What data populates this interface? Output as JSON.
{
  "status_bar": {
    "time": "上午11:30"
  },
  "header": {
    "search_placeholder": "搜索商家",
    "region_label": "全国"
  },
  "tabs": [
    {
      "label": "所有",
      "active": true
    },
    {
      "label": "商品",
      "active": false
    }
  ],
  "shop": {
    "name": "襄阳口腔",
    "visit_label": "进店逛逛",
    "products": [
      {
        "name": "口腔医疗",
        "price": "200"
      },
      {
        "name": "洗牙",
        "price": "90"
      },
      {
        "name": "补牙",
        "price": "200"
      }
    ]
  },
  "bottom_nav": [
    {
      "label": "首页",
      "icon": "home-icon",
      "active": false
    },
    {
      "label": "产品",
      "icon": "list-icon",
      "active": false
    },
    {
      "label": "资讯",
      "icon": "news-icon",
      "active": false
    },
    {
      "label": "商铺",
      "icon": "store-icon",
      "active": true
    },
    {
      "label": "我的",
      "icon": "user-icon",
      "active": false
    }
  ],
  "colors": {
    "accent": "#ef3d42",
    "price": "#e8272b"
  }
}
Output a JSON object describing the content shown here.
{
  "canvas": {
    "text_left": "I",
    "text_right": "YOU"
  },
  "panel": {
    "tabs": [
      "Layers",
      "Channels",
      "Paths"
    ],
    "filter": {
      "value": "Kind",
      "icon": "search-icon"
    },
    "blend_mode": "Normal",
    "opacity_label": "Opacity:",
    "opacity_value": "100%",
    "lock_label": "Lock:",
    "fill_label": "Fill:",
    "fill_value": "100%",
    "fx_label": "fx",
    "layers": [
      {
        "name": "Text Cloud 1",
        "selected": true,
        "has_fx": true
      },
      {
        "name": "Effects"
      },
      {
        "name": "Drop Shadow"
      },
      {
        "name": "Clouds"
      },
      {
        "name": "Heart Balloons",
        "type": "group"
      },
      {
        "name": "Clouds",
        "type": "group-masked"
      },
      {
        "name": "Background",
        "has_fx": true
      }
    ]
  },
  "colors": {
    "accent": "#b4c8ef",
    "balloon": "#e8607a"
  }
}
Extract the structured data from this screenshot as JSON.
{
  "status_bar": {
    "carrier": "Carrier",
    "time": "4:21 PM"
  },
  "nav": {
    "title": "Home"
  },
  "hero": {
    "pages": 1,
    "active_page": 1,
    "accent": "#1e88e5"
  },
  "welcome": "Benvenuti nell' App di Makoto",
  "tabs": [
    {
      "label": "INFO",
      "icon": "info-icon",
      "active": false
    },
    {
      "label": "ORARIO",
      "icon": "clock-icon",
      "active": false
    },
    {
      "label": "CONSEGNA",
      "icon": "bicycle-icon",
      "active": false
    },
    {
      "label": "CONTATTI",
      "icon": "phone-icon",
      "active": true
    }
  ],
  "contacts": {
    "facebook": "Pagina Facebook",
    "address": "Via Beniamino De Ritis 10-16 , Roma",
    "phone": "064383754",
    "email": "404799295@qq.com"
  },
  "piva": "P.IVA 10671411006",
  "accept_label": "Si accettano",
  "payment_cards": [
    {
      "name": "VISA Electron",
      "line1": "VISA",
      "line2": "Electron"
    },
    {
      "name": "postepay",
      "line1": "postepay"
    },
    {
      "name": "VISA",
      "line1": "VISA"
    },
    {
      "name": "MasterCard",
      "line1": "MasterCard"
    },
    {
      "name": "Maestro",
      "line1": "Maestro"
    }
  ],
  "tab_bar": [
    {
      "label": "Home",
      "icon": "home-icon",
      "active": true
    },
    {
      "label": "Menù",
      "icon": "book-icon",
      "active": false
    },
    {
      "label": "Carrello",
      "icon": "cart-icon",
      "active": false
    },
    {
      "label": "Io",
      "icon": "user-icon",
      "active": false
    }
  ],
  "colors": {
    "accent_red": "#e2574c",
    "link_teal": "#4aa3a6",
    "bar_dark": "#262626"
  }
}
◆ ◆ ◆ ◆ ◆
◆ To do: From the entries, copy out each line containing the word "this".

◆ Worked solution:
What data populates this interface? Output as JSON.
Extract the structured data from this screenshot as JSON.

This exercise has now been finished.